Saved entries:
__________________________________________________
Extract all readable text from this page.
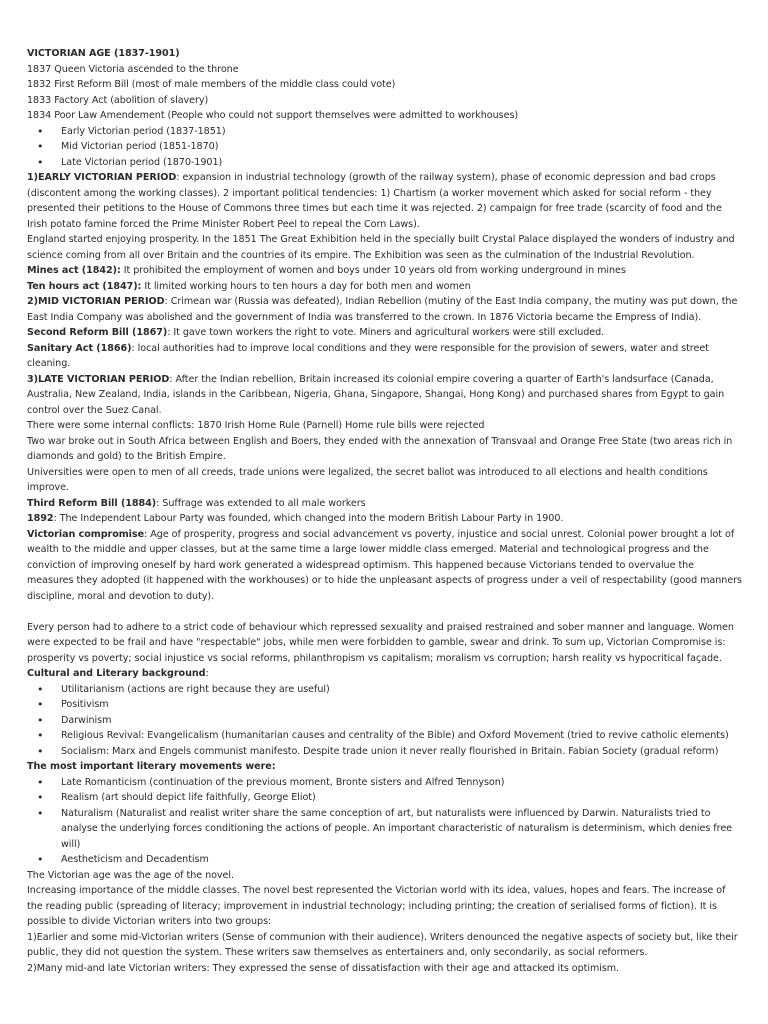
VICTORIAN AGE (1837-1901)

1837 Queen Victoria ascended to the throne

1832 First Reform Bill (most of male members of the middle class could vote)

1833 Factory Act (abolition of slavery)

1834 Poor Law Amendement (People who could not support themselves were admitted to workhouses)

• Early Victorian period (1837-1851)
• Mid Victorian period (1851-1870)
• Late Victorian period (1870-1901)

1)EARLY VICTORIAN PERIOD: expansion in industrial technology (growth of the railway system), phase of economic depression and bad crops (discontent among the working classes). 2 important political tendencies: 1) Chartism (a worker movement which asked for social reform - they presented their petitions to the House of Commons three times but each time it was rejected. 2) campaign for free trade (scarcity of food and the Irish potato famine forced the Prime Minister Robert Peel to repeal the Corn Laws).

England started enjoying prosperity. In the 1851 The Great Exhibition held in the specially built Crystal Palace displayed the wonders of industry and science coming from all over Britain and the countries of its empire. The Exhibition was seen as the culmination of the Industrial Revolution.

Mines act (1842): It prohibited the employment of women and boys under 10 years old from working underground in mines

Ten hours act (1847): It limited working hours to ten hours a day for both men and women

2)MID VICTORIAN PERIOD: Crimean war (Russia was defeated), Indian Rebellion (mutiny of the East India company, the mutiny was put down, the East India Company was abolished and the government of India was transferred to the crown. In 1876 Victoria became the Empress of India).

Second Reform Bill (1867): It gave town workers the right to vote. Miners and agricultural workers were still excluded.

Sanitary Act (1866): local authorities had to improve local conditions and they were responsible for the provision of sewers, water and street cleaning.

3)LATE VICTORIAN PERIOD: After the Indian rebellion, Britain increased its colonial empire covering a quarter of Earth's landsurface (Canada, Australia, New Zealand, India, islands in the Caribbean, Nigeria, Ghana, Singapore, Shangai, Hong Kong) and purchased shares from Egypt to gain control over the Suez Canal.

There were some internal conflicts: 1870 Irish Home Rule (Parnell) Home rule bills were rejected

Two war broke out in South Africa between English and Boers, they ended with the annexation of Transvaal and Orange Free State (two areas rich in diamonds and gold) to the British Empire.

Universities were open to men of all creeds, trade unions were legalized, the secret ballot was introduced to all elections and health conditions improve.

Third Reform Bill (1884): Suffrage was extended to all male workers

1892: The Independent Labour Party was founded, which changed into the modern British Labour Party in 1900.

Victorian compromise: Age of prosperity, progress and social advancement vs poverty, injustice and social unrest. Colonial power brought a lot of wealth to the middle and upper classes, but at the same time a large lower middle class emerged. Material and technological progress and the conviction of improving oneself by hard work generated a widespread optimism. This happened because Victorians tended to overvalue the measures they adopted (it happened with the workhouses) or to hide the unpleasant aspects of progress under a veil of respectability (good manners discipline, moral and devotion to duty).

Every person had to adhere to a strict code of behaviour which repressed sexuality and praised restrained and sober manner and language. Women were expected to be frail and have "respectable" jobs, while men were forbidden to gamble, swear and drink. To sum up, Victorian Compromise is: prosperity vs poverty; social injustice vs social reforms, philanthropism vs capitalism; moralism vs corruption; harsh reality vs hypocritical façade.

Cultural and Literary background:

• Utilitarianism (actions are right because they are useful)
• Positivism
• Darwinism
• Religious Revival: Evangelicalism (humanitarian causes and centrality of the Bible) and Oxford Movement (tried to revive catholic elements)
• Socialism: Marx and Engels communist manifesto. Despite trade union it never really flourished in Britain. Fabian Society (gradual reform)

The most important literary movements were:

• Late Romanticism (continuation of the previous moment, Bronte sisters and Alfred Tennyson)
• Realism (art should depict life faithfully, George Eliot)
• Naturalism (Naturalist and realist writer share the same conception of art, but naturalists were influenced by Darwin. Naturalists tried to analyse the underlying forces conditioning the actions of people. An important characteristic of naturalism is determinism, which denies free will)
• Aestheticism and Decadentism

The Victorian age was the age of the novel.

Increasing importance of the middle classes. The novel best represented the Victorian world with its idea, values, hopes and fears. The increase of the reading public (spreading of literacy; improvement in industrial technology; including printing; the creation of serialised forms of fiction). It is possible to divide Victorian writers into two groups:

1)Earlier and some mid-Victorian writers (Sense of communion with their audience). Writers denounced the negative aspects of society but, like their public, they did not question the system. These writers saw themselves as entertainers and, only secondarily, as social reformers.

2)Many mid-and late Victorian writers: They expressed the sense of dissatisfaction with their age and attacked its optimism.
__________________________________________________
■ **WHAT THIS TASK INVOLVES**: Write out every line of the data that holds the word "novel".

■ **REPLY TO THE EXERCISE**:
The Victorian age was the age of the novel.
Increasing importance of the middle classes. The novel best represented the Victorian world with its idea, values, hopes and fears. The increase of the reading public (spreading of literacy; improvement in industrial technology; including printing; the creation of serialised forms of fiction). It is possible to divide Victorian writers into two groups:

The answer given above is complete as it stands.